* [AIM OF THE EXERCISE]: Output all lines exactly.

* [INPUT MATERIAL]:
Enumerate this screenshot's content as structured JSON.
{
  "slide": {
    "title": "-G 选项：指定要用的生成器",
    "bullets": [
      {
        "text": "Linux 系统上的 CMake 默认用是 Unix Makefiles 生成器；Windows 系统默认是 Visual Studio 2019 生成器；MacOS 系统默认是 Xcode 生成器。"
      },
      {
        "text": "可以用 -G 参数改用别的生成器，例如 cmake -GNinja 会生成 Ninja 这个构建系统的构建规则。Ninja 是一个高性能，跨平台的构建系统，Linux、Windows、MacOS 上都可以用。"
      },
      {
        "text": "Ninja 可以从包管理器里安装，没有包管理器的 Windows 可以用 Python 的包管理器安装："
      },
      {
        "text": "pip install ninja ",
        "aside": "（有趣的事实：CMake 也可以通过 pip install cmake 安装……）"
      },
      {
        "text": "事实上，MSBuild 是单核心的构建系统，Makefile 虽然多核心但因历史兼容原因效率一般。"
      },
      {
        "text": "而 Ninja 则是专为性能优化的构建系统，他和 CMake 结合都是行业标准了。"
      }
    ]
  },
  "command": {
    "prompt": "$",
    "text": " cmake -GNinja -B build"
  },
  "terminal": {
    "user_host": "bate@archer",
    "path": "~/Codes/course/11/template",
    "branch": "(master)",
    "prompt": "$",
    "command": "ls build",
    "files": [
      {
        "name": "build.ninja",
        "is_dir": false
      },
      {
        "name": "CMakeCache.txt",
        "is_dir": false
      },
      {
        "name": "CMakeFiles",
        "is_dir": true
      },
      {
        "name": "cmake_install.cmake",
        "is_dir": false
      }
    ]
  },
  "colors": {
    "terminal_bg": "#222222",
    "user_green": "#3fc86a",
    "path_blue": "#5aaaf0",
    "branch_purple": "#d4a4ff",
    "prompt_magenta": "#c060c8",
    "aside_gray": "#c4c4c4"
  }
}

* [THE RESULT]:
Enumerate this screenshot's content as structured JSON.
{
  "slide": {
    "title": "-G 选项：指定要用的生成器",
    "bullets": [
      {
        "text": "Linux 系统上的 CMake 默认用是 Unix Makefiles 生成器；Windows 系统默认是 Visual Studio 2019 生成器；MacOS 系统默认是 Xcode 生成器。"
      },
      {
        "text": "可以用 -G 参数改用别的生成器，例如 cmake -GNinja 会生成 Ninja 这个构建系统的构建规则。Ninja 是一个高性能，跨平台的构建系统，Linux、Windows、MacOS 上都可以用。"
      },
      {
        "text": "Ninja 可以从包管理器里安装，没有包管理器的 Windows 可以用 Python 的包管理器安装："
      },
      {
        "text": "pip install ninja ",
        "aside": "（有趣的事实：CMake 也可以通过 pip install cmake 安装……）"
      },
      {
        "text": "事实上，MSBuild 是单核心的构建系统，Makefile 虽然多核心但因历史兼容原因效率一般。"
      },
      {
        "text": "而 Ninja 则是专为性能优化的构建系统，他和 CMake 结合都是行业标准了。"
      }
    ]
  },
  "command": {
    "prompt": "$",
    "text": " cmake -GNinja -B build"
  },
  "terminal": {
    "user_host": "bate@archer",
    "path": "~/Codes/course/11/template",
    "branch": "(master)",
    "prompt": "$",
    "command": "ls build",
    "files": [
      {
        "name": "build.ninja",
        "is_dir": false
      },
      {
        "name": "CMakeCache.txt",
        "is_dir": false
      },
      {
        "name": "CMakeFiles",
        "is_dir": true
      },
      {
        "name": "cmake_install.cmake",
        "is_dir": false
      }
    ]
  },
  "colors": {
    "terminal_bg": "#222222",
    "user_green": "#3fc86a",
    "path_blue": "#5aaaf0",
    "branch_purple": "#d4a4ff",
    "prompt_magenta": "#c060c8",
    "aside_gray": "#c4c4c4"
  }
}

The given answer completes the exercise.